------ DATASET RECORDS ------

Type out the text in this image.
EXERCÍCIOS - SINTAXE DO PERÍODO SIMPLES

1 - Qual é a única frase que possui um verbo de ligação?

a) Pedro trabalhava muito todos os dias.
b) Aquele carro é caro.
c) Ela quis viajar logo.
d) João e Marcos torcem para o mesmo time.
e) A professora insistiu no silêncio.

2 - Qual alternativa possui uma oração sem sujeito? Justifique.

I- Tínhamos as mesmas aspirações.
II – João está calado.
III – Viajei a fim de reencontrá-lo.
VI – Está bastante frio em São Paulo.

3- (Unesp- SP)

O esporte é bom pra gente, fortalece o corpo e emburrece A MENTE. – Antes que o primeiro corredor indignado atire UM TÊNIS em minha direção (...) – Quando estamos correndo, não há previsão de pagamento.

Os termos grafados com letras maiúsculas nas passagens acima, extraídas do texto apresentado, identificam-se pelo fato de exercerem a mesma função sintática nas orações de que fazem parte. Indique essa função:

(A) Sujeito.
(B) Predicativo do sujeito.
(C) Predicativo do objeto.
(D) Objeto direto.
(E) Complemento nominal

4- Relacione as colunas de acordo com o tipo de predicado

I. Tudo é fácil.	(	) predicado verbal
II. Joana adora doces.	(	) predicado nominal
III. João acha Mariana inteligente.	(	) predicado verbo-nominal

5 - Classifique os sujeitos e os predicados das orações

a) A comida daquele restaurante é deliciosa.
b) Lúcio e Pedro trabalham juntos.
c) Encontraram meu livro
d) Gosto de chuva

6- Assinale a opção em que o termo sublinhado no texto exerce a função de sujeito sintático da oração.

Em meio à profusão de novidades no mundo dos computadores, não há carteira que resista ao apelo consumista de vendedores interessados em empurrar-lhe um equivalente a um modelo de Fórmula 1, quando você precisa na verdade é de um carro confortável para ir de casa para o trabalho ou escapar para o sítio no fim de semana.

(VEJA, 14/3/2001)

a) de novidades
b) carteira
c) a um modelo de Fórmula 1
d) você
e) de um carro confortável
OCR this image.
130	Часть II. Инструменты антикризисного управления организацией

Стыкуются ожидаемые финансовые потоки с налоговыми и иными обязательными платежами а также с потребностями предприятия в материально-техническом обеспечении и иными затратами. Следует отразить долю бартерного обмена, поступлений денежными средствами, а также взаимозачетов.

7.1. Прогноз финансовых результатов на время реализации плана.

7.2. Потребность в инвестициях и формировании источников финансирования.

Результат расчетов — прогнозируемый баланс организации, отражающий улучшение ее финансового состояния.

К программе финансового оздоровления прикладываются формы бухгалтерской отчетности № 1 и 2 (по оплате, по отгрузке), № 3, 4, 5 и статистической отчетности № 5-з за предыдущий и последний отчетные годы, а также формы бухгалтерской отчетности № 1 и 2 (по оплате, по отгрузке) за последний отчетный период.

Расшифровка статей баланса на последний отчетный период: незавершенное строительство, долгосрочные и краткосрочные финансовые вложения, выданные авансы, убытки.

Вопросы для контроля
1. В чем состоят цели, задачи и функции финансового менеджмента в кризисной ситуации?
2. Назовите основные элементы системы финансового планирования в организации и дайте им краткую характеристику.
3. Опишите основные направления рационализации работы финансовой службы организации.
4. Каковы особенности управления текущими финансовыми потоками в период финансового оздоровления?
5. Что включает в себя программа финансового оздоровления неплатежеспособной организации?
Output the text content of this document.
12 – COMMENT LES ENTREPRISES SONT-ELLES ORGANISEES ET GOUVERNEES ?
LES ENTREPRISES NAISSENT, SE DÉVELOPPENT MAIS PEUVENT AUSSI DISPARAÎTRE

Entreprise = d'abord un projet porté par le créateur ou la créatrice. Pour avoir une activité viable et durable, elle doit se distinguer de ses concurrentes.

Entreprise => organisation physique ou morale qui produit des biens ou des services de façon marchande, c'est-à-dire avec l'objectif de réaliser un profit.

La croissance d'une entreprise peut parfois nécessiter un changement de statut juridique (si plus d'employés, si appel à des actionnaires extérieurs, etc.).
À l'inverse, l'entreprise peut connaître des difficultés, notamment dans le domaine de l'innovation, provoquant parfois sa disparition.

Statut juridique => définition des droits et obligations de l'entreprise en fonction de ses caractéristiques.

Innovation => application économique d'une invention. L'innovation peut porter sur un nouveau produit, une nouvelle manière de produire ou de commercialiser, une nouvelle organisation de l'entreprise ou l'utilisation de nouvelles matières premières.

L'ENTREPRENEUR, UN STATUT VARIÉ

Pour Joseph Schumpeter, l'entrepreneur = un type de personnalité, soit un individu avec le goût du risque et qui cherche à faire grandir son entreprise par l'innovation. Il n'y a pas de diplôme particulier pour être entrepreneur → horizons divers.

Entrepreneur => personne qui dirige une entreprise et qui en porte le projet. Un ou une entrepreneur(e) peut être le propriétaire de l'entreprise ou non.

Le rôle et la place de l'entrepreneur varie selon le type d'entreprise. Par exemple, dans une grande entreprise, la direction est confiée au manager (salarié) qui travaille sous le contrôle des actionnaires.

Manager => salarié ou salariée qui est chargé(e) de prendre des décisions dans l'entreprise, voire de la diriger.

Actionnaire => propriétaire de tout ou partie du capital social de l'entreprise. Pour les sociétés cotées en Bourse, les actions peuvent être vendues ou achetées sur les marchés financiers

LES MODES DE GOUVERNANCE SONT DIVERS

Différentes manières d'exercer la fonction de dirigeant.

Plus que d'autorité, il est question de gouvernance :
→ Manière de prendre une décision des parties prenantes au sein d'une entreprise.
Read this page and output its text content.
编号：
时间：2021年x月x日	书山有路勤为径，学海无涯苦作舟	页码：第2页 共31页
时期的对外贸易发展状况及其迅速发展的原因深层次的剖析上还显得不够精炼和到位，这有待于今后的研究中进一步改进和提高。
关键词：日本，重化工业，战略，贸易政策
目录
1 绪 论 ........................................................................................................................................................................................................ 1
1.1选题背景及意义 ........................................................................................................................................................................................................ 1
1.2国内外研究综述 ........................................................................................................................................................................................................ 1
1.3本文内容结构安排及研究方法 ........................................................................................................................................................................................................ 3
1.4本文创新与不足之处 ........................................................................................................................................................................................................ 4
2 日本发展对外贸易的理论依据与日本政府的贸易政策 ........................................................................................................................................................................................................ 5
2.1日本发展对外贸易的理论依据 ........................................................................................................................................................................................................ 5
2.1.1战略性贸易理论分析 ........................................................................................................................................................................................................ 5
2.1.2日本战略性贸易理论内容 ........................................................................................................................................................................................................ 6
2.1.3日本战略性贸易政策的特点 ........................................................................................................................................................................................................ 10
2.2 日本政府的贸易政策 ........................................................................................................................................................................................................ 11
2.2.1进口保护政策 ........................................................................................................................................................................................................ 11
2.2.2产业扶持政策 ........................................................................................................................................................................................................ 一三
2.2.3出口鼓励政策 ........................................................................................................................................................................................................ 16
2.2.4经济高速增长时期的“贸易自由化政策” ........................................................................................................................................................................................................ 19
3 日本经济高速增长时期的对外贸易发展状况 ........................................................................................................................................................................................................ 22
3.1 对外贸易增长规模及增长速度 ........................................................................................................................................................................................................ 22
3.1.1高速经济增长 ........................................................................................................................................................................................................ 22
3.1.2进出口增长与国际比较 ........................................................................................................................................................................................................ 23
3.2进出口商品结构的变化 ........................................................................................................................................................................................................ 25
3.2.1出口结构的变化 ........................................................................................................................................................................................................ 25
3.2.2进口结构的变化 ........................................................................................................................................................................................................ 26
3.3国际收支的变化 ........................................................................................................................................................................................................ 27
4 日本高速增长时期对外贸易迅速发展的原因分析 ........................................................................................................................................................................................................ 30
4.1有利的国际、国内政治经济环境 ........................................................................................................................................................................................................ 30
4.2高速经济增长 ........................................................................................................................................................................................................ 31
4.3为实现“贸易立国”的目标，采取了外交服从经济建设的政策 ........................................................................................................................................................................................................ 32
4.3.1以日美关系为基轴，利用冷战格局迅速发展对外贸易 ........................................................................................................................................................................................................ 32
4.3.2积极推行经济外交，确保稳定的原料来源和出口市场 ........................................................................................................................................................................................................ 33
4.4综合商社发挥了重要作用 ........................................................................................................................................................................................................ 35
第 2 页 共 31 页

------

Show the lines of the data that hold the word "также".

Стыкуются ожидаемые финансовые потоки с налоговыми и иными обязательными платежами а также с потребностями предприятия в материально-техническом обеспечении и иными затратами. Следует отразить долю бартерного обмена, поступлений денежными средствами, а также взаимозачетов.
К программе финансового оздоровления прикладываются формы бухгалтерской отчетности № 1 и 2 (по оплате, по отгрузке), № 3, 4, 5 и статистической отчетности № 5-з за предыдущий и последний отчетные годы, а также формы бухгалтерской отчетности № 1 и 2 (по оплате, по отгрузке) за последний отчетный период.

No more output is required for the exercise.